§ Exercise details:
Transcribe every line exactly. Leave the pictures behind.

§ Supplied material:
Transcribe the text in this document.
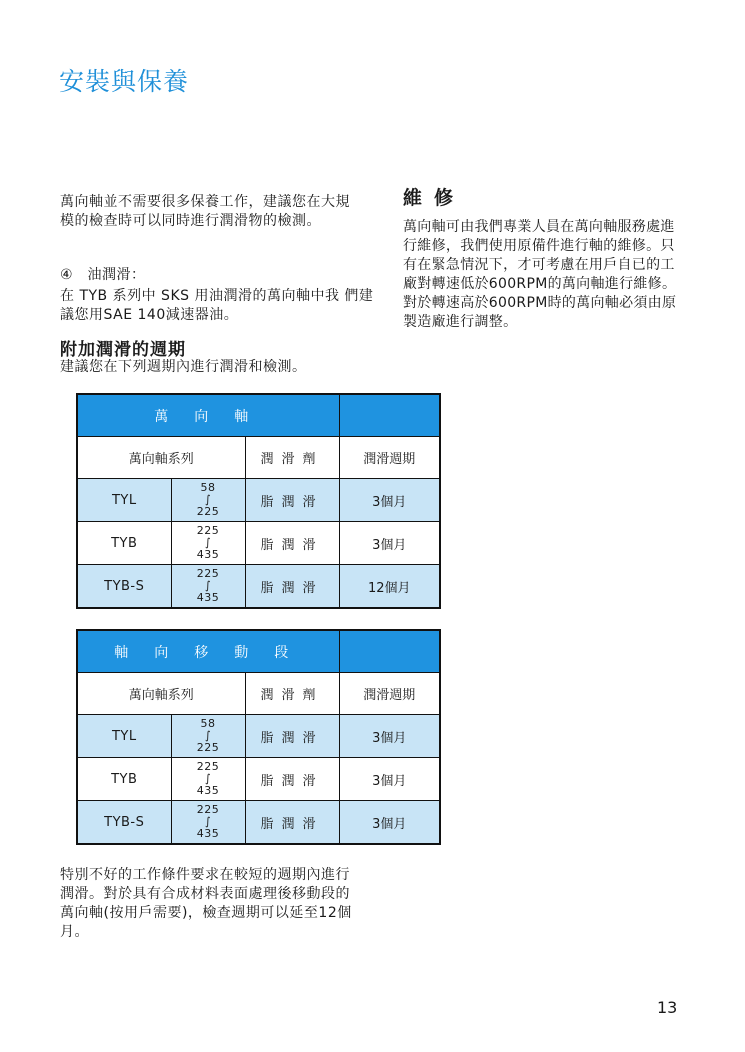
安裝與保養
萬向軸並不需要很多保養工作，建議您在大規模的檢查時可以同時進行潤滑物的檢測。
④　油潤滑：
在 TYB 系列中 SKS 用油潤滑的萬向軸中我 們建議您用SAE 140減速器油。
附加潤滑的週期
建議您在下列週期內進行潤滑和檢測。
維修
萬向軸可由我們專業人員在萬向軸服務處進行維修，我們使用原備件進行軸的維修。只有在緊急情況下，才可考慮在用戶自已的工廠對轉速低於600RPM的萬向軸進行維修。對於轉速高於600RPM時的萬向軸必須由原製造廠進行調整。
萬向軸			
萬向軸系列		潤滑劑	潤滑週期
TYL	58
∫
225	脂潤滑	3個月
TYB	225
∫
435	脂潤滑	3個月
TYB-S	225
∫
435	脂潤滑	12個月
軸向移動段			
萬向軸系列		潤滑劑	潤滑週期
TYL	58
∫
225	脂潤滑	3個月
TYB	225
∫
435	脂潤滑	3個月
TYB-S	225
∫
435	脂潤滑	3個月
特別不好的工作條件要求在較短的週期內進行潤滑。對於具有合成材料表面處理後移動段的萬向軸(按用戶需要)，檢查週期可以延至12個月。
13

§ Problem solution:
Transcribe the text in this document.
安裝與保養
萬向軸並不需要很多保養工作，建議您在大規模的檢查時可以同時進行潤滑物的檢測。
④　油潤滑：
在 TYB 系列中 SKS 用油潤滑的萬向軸中我 們建議您用SAE 140減速器油。
附加潤滑的週期
建議您在下列週期內進行潤滑和檢測。
維修
萬向軸可由我們專業人員在萬向軸服務處進行維修，我們使用原備件進行軸的維修。只有在緊急情況下，才可考慮在用戶自已的工廠對轉速低於600RPM的萬向軸進行維修。對於轉速高於600RPM時的萬向軸必須由原製造廠進行調整。
萬向軸			
萬向軸系列		潤滑劑	潤滑週期
TYL	58
∫
225	脂潤滑	3個月
TYB	225
∫
435	脂潤滑	3個月
TYB-S	225
∫
435	脂潤滑	12個月
軸向移動段			
萬向軸系列		潤滑劑	潤滑週期
TYL	58
∫
225	脂潤滑	3個月
TYB	225
∫
435	脂潤滑	3個月
TYB-S	225
∫
435	脂潤滑	3個月
特別不好的工作條件要求在較短的週期內進行潤滑。對於具有合成材料表面處理後移動段的萬向軸(按用戶需要)，檢查週期可以延至12個月。
13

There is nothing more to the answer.